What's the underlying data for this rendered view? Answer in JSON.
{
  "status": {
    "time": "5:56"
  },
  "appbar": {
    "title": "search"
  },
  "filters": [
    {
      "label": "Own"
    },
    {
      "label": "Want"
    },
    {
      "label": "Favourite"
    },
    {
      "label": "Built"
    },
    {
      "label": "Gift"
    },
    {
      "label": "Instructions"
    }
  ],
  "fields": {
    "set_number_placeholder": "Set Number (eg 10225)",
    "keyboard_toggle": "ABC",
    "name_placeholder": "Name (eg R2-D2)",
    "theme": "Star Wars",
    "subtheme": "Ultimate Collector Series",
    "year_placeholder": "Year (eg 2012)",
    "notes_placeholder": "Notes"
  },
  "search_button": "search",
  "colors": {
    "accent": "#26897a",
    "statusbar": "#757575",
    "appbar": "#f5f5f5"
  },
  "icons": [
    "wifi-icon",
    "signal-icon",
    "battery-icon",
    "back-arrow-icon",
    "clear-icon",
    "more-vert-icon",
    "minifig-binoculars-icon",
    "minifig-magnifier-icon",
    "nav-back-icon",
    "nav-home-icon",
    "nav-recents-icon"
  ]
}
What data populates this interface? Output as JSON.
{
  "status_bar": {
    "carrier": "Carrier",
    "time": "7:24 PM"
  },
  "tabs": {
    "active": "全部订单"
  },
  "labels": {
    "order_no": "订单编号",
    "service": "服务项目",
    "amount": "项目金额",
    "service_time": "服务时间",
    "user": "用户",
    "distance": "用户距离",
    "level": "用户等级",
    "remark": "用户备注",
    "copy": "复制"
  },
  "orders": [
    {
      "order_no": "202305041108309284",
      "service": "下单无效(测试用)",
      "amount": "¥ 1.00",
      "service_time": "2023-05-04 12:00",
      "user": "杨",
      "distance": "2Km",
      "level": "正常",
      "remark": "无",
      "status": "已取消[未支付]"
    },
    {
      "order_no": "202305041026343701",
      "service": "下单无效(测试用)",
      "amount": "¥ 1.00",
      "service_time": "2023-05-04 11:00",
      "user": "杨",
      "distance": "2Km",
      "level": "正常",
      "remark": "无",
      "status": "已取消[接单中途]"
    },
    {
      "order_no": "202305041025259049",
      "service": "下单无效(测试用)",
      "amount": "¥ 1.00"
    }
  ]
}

━━━

Problem
Find the line that contains "What data populates". Repeat it and every line after it, exactly as written, up to and including the last line of the records above.

Response to this exercise
What data populates this interface? Output as JSON.
{
  "status_bar": {
    "carrier": "Carrier",
    "time": "7:24 PM"
  },
  "tabs": {
    "active": "全部订单"
  },
  "labels": {
    "order_no": "订单编号",
    "service": "服务项目",
    "amount": "项目金额",
    "service_time": "服务时间",
    "user": "用户",
    "distance": "用户距离",
    "level": "用户等级",
    "remark": "用户备注",
    "copy": "复制"
  },
  "orders": [
    {
      "order_no": "202305041108309284",
      "service": "下单无效(测试用)",
      "amount": "¥ 1.00",
      "service_time": "2023-05-04 12:00",
      "user": "杨",
      "distance": "2Km",
      "level": "正常",
      "remark": "无",
      "status": "已取消[未支付]"
    },
    {
      "order_no": "202305041026343701",
      "service": "下单无效(测试用)",
      "amount": "¥ 1.00",
      "service_time": "2023-05-04 11:00",
      "user": "杨",
      "distance": "2Km",
      "level": "正常",
      "remark": "无",
      "status": "已取消[接单中途]"
    },
    {
      "order_no": "202305041025259049",
      "service": "下单无效(测试用)",
      "amount": "¥ 1.00"
    }
  ]
}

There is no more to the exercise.